Begin SUPPLIED DATA

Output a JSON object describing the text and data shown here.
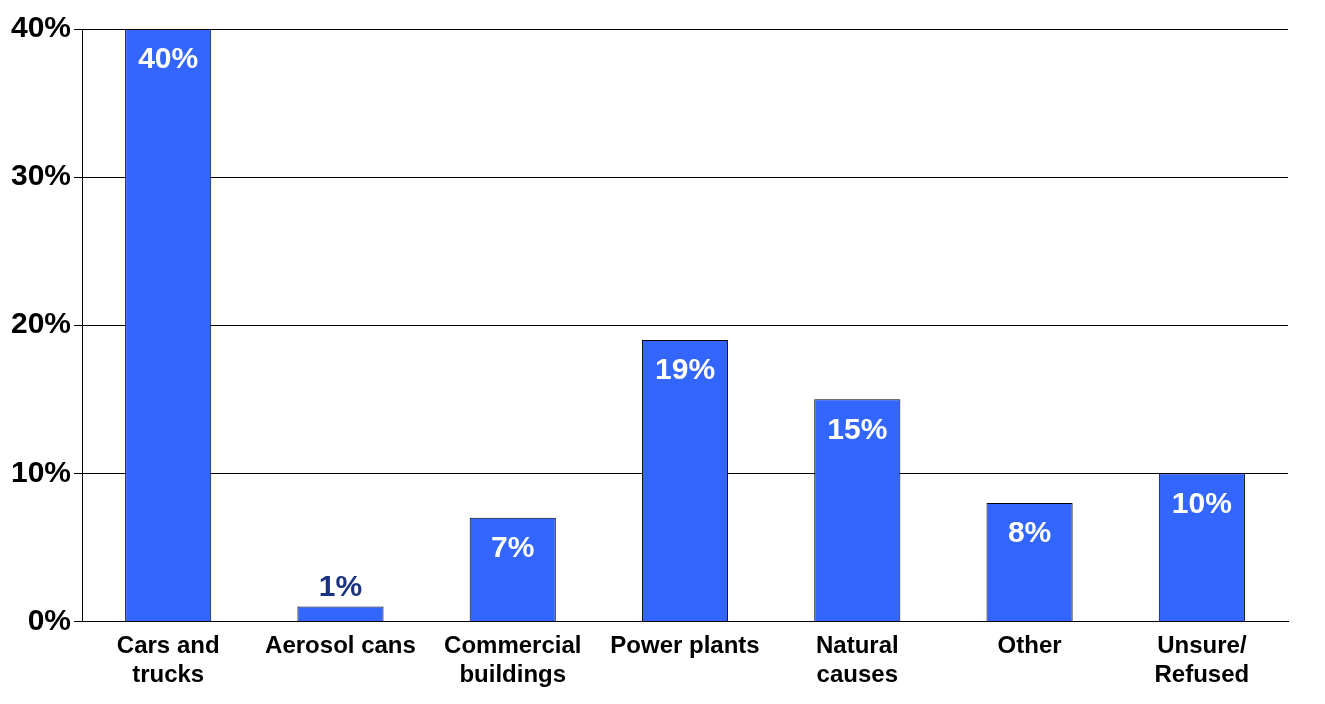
{
  "chart_data": {
    "type": "bar",
    "categories": [
      "Cars and trucks",
      "Aerosol cans",
      "Commercial buildings",
      "Power plants",
      "Natural causes",
      "Other",
      "Unsure/Refused"
    ],
    "values": [
      40,
      1,
      7,
      19,
      15,
      8,
      10
    ],
    "value_labels": [
      "40%",
      "1%",
      "7%",
      "19%",
      "15%",
      "8%",
      "10%"
    ],
    "color": "#3366ff",
    "ylim": [
      0,
      40
    ],
    "yticks": [
      {
        "value": 0,
        "label": "0%"
      },
      {
        "value": 10,
        "label": "10%"
      },
      {
        "value": 20,
        "label": "20%"
      },
      {
        "value": 30,
        "label": "30%"
      },
      {
        "value": 40,
        "label": "40%"
      }
    ],
    "grid": "y"
  }
}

End SUPPLIED DATA

#### BRIEF:
Set the listing down in full and exactly. Pictures within it should not appear in the copy.

#### FULL ANSWER:
Output a JSON object describing the text and data shown here.
{
  "chart_data": {
    "type": "bar",
    "categories": [
      "Cars and trucks",
      "Aerosol cans",
      "Commercial buildings",
      "Power plants",
      "Natural causes",
      "Other",
      "Unsure/Refused"
    ],
    "values": [
      40,
      1,
      7,
      19,
      15,
      8,
      10
    ],
    "value_labels": [
      "40%",
      "1%",
      "7%",
      "19%",
      "15%",
      "8%",
      "10%"
    ],
    "color": "#3366ff",
    "ylim": [
      0,
      40
    ],
    "yticks": [
      {
        "value": 0,
        "label": "0%"
      },
      {
        "value": 10,
        "label": "10%"
      },
      {
        "value": 20,
        "label": "20%"
      },
      {
        "value": 30,
        "label": "30%"
      },
      {
        "value": 40,
        "label": "40%"
      }
    ],
    "grid": "y"
  }
}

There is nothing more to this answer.